= Goal of the exercise =
Select from the data all lines with the word "matches".
------ Material supplied
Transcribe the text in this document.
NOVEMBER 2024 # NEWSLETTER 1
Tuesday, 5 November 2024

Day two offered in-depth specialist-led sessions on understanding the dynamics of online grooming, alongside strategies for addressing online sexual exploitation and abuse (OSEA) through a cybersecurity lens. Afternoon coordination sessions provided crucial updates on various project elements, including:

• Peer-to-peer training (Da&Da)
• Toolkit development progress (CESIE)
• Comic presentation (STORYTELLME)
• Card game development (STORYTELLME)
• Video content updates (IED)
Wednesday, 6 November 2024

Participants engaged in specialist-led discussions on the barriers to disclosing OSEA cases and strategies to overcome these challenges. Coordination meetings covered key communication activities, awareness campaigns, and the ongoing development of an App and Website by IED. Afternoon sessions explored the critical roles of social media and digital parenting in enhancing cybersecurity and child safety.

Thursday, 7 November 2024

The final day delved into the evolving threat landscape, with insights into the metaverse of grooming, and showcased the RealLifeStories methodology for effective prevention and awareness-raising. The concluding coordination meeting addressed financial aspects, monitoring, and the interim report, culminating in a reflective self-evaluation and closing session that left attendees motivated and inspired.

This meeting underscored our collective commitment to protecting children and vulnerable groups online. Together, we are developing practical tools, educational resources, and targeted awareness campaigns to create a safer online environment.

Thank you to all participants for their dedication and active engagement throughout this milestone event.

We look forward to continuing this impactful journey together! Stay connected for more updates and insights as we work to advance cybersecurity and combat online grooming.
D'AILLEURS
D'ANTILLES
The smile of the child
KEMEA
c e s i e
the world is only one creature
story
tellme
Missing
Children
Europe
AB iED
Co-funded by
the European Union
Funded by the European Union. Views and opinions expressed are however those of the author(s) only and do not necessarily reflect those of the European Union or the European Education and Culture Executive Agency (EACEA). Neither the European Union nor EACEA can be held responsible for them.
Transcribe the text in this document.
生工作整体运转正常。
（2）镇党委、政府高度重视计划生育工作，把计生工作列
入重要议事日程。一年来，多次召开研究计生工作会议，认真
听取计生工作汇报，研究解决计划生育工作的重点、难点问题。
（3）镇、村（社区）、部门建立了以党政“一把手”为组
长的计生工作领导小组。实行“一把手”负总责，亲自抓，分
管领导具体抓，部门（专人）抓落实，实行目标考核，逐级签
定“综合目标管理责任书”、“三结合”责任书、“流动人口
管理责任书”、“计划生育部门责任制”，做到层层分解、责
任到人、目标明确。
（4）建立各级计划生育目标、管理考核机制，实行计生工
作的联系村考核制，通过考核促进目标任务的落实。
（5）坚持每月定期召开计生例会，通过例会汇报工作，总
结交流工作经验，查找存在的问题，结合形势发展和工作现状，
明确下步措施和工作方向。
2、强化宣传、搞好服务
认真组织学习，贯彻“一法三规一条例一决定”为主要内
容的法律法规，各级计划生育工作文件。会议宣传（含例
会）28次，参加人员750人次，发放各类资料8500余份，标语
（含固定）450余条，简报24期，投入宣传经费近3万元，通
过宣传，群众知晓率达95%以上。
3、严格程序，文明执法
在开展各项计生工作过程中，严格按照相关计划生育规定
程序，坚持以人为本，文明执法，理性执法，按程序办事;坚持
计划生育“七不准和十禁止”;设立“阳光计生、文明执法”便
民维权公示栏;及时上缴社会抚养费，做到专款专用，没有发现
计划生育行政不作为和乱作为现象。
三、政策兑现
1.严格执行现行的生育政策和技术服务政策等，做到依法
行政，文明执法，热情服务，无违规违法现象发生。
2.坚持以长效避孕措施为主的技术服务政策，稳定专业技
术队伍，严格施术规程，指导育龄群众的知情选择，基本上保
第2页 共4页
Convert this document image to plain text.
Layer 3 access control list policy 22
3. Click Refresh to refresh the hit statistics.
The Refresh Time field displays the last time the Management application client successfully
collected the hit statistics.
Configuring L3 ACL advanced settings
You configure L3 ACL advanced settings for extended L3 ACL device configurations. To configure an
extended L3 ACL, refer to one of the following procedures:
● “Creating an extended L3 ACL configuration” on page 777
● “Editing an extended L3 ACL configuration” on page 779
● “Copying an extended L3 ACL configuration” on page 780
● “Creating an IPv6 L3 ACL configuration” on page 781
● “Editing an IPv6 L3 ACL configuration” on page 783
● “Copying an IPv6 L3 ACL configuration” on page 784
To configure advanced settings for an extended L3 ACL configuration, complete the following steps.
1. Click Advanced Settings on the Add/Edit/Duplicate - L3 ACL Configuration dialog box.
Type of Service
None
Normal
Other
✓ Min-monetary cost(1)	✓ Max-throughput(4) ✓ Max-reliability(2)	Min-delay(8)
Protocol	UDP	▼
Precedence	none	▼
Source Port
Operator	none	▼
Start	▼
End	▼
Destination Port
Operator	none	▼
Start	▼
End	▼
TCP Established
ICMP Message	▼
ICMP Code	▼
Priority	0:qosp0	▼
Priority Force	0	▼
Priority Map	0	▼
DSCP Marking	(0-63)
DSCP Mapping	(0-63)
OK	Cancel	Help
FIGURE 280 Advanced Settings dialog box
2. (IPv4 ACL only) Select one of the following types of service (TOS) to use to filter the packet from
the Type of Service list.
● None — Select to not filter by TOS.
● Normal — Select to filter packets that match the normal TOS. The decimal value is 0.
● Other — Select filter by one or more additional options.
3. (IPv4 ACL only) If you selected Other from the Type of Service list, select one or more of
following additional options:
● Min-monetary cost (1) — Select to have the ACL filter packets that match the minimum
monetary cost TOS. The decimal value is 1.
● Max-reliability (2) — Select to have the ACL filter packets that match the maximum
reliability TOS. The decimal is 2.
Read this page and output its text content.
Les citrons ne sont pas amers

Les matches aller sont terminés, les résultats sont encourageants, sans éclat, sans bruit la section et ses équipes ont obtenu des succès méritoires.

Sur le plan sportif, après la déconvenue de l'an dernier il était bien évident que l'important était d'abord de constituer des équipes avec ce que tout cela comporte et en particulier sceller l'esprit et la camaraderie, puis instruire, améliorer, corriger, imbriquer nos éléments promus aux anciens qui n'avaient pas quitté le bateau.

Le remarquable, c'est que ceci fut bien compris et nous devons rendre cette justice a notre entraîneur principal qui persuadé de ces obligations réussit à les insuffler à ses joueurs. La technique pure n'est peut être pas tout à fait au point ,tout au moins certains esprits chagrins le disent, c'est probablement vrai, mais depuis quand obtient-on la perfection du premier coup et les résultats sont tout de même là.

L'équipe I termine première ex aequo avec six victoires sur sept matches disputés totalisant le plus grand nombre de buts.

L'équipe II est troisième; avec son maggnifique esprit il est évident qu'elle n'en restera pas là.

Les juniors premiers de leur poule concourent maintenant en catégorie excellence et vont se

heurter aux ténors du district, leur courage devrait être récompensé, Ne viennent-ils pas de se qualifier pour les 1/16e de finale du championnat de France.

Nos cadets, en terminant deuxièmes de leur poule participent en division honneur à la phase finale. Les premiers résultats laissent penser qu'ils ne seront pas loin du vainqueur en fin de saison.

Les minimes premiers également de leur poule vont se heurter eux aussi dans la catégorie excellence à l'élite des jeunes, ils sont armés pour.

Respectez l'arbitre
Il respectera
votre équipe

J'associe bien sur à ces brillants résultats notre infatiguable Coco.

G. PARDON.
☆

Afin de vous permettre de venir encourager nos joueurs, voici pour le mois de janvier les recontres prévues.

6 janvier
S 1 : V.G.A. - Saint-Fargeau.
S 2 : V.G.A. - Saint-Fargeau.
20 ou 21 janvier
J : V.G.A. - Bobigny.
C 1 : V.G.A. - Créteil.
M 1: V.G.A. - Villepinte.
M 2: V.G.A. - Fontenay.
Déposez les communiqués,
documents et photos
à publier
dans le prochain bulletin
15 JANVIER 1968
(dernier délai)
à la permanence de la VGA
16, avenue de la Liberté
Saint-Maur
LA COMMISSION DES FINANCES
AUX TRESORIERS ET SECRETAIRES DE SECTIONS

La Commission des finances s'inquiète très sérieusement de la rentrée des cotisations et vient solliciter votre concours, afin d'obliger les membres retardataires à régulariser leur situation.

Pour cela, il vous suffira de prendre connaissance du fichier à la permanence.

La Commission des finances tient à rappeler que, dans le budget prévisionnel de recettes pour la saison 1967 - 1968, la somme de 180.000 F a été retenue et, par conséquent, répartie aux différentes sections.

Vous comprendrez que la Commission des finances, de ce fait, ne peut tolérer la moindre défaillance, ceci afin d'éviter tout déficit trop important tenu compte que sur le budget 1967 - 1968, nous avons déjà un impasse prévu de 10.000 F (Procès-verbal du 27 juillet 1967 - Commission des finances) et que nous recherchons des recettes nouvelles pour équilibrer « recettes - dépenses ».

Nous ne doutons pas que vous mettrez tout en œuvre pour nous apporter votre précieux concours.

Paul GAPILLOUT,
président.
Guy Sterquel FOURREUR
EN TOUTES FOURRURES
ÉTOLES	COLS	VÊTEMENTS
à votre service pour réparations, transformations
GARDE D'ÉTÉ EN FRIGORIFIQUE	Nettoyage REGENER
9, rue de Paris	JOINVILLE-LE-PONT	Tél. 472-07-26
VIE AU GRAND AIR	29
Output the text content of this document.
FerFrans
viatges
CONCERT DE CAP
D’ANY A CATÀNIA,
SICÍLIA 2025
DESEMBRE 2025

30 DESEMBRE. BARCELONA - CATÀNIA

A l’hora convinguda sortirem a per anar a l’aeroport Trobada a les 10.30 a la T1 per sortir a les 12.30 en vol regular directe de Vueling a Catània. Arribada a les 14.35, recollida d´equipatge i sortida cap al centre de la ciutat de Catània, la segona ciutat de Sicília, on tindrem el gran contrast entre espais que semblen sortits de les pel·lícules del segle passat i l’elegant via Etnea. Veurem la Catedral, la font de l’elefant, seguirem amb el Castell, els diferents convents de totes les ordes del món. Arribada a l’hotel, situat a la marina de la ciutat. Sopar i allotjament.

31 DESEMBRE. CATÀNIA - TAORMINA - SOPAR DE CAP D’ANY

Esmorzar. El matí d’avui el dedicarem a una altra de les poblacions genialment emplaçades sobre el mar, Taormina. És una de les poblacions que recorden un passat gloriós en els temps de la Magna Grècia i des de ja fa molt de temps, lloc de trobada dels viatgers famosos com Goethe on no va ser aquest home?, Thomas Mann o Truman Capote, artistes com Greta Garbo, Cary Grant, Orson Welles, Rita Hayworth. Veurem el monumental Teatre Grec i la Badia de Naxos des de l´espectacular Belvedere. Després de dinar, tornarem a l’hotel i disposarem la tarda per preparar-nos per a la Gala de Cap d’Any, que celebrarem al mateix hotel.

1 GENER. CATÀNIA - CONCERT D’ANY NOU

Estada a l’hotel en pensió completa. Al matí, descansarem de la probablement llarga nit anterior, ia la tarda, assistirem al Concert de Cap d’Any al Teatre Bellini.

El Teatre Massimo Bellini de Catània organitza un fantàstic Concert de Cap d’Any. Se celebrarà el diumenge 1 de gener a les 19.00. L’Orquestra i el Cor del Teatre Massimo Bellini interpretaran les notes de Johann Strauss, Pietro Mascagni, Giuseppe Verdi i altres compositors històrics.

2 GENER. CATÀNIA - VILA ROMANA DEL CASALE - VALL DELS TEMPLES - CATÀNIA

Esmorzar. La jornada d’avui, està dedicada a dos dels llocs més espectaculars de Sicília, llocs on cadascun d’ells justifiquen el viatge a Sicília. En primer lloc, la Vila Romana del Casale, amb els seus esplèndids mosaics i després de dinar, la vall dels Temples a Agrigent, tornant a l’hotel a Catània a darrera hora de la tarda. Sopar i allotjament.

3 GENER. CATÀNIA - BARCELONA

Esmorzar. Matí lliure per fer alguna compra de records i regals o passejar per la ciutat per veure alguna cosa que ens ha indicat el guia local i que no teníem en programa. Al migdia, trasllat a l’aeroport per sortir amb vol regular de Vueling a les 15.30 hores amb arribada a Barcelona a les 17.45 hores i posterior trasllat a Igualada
------------
= Output of the exercise =
Les matches aller sont terminés, les résultats sont encourageants, sans éclat, sans bruit la section et ses équipes ont obtenu des succès méritoires.
L'équipe I termine première ex aequo avec six victoires sur sept matches disputés totalisant le plus grand nombre de buts.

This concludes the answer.